**Extracted data**
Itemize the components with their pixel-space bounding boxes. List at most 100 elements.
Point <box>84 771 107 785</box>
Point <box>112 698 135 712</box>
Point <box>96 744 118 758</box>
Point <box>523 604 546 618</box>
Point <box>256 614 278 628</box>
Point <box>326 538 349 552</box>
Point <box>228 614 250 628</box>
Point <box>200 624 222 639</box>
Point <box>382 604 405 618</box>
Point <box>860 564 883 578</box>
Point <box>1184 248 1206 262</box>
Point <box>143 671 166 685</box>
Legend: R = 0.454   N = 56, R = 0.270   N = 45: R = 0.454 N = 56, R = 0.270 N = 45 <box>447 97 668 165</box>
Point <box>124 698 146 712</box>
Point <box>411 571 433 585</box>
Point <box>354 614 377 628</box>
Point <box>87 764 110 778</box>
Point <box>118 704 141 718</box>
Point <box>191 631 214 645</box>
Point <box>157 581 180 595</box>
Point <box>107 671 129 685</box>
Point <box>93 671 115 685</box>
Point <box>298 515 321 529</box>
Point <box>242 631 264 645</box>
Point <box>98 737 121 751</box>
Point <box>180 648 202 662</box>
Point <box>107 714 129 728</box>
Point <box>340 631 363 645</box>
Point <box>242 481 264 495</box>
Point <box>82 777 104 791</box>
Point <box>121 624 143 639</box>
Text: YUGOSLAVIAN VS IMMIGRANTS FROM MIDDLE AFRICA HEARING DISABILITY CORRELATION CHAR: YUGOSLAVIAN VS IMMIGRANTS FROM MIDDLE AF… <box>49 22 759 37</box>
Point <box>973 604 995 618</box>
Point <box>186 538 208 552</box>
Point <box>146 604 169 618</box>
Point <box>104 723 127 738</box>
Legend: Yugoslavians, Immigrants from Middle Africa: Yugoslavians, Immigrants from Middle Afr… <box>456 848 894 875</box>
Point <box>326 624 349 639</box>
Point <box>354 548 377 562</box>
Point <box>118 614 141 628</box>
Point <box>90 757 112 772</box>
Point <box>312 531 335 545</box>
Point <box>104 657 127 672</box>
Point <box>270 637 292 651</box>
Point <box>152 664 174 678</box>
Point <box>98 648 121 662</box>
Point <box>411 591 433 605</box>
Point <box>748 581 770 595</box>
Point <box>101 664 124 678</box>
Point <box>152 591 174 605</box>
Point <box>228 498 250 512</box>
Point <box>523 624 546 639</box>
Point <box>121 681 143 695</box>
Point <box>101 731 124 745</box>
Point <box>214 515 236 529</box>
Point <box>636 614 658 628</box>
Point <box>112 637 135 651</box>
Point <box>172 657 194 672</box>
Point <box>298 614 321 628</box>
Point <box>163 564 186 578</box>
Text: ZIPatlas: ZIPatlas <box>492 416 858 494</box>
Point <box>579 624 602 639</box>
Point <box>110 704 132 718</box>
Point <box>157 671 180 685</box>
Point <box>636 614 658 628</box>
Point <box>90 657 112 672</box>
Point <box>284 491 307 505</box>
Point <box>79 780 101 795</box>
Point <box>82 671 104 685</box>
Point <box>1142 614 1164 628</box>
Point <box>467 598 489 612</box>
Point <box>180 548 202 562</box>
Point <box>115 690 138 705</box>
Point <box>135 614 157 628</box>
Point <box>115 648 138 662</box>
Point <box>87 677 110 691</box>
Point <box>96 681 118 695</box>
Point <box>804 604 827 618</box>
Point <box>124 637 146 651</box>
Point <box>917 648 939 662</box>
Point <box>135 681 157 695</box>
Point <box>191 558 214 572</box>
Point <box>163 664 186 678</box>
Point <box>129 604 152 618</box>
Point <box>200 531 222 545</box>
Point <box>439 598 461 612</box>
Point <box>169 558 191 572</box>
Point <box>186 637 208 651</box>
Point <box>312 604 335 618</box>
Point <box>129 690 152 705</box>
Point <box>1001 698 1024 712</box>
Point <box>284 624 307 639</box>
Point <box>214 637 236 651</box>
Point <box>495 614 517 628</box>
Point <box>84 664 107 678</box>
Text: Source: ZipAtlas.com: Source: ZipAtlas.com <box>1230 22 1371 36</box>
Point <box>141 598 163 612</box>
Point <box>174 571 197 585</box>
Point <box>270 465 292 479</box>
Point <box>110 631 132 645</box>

**Brief**
Repeat all the items above, substituting "Key" for every instance of "Legend" and leaving everything else unchanged.

**Full response**
Itemize the components with their pixel-space bounding boxes. List at most 100 elements.
Point <box>84 771 107 785</box>
Point <box>112 698 135 712</box>
Point <box>96 744 118 758</box>
Point <box>523 604 546 618</box>
Point <box>256 614 278 628</box>
Point <box>326 538 349 552</box>
Point <box>228 614 250 628</box>
Point <box>200 624 222 639</box>
Point <box>382 604 405 618</box>
Point <box>860 564 883 578</box>
Point <box>1184 248 1206 262</box>
Point <box>143 671 166 685</box>
Key: R = 0.454   N = 56, R = 0.270   N = 45: R = 0.454 N = 56, R = 0.270 N = 45 <box>447 97 668 165</box>
Point <box>124 698 146 712</box>
Point <box>411 571 433 585</box>
Point <box>354 614 377 628</box>
Point <box>87 764 110 778</box>
Point <box>118 704 141 718</box>
Point <box>191 631 214 645</box>
Point <box>157 581 180 595</box>
Point <box>107 671 129 685</box>
Point <box>93 671 115 685</box>
Point <box>298 515 321 529</box>
Point <box>242 631 264 645</box>
Point <box>98 737 121 751</box>
Point <box>180 648 202 662</box>
Point <box>107 714 129 728</box>
Point <box>340 631 363 645</box>
Point <box>242 481 264 495</box>
Point <box>82 777 104 791</box>
Point <box>121 624 143 639</box>
Text: YUGOSLAVIAN VS IMMIGRANTS FROM MIDDLE AFRICA HEARING DISABILITY CORRELATION CHAR: YUGOSLAVIAN VS IMMIGRANTS FROM MIDDLE AF… <box>49 22 759 37</box>
Point <box>973 604 995 618</box>
Point <box>186 538 208 552</box>
Point <box>146 604 169 618</box>
Point <box>104 723 127 738</box>
Key: Yugoslavians, Immigrants from Middle Africa: Yugoslavians, Immigrants from Middle Afr… <box>456 848 894 875</box>
Point <box>326 624 349 639</box>
Point <box>354 548 377 562</box>
Point <box>118 614 141 628</box>
Point <box>90 757 112 772</box>
Point <box>312 531 335 545</box>
Point <box>104 657 127 672</box>
Point <box>270 637 292 651</box>
Point <box>152 664 174 678</box>
Point <box>98 648 121 662</box>
Point <box>411 591 433 605</box>
Point <box>748 581 770 595</box>
Point <box>101 664 124 678</box>
Point <box>152 591 174 605</box>
Point <box>228 498 250 512</box>
Point <box>523 624 546 639</box>
Point <box>121 681 143 695</box>
Point <box>101 731 124 745</box>
Point <box>214 515 236 529</box>
Point <box>636 614 658 628</box>
Point <box>112 637 135 651</box>
Point <box>172 657 194 672</box>
Point <box>298 614 321 628</box>
Point <box>163 564 186 578</box>
Text: ZIPatlas: ZIPatlas <box>492 416 858 494</box>
Point <box>579 624 602 639</box>
Point <box>110 704 132 718</box>
Point <box>157 671 180 685</box>
Point <box>636 614 658 628</box>
Point <box>90 657 112 672</box>
Point <box>284 491 307 505</box>
Point <box>79 780 101 795</box>
Point <box>82 671 104 685</box>
Point <box>1142 614 1164 628</box>
Point <box>467 598 489 612</box>
Point <box>180 548 202 562</box>
Point <box>115 690 138 705</box>
Point <box>135 614 157 628</box>
Point <box>115 648 138 662</box>
Point <box>87 677 110 691</box>
Point <box>96 681 118 695</box>
Point <box>804 604 827 618</box>
Point <box>124 637 146 651</box>
Point <box>917 648 939 662</box>
Point <box>135 681 157 695</box>
Point <box>191 558 214 572</box>
Point <box>163 664 186 678</box>
Point <box>129 604 152 618</box>
Point <box>200 531 222 545</box>
Point <box>439 598 461 612</box>
Point <box>169 558 191 572</box>
Point <box>186 637 208 651</box>
Point <box>312 604 335 618</box>
Point <box>129 690 152 705</box>
Point <box>1001 698 1024 712</box>
Point <box>284 624 307 639</box>
Point <box>214 637 236 651</box>
Point <box>495 614 517 628</box>
Point <box>84 664 107 678</box>
Text: Source: ZipAtlas.com: Source: ZipAtlas.com <box>1230 22 1371 36</box>
Point <box>141 598 163 612</box>
Point <box>174 571 197 585</box>
Point <box>270 465 292 479</box>
Point <box>110 631 132 645</box>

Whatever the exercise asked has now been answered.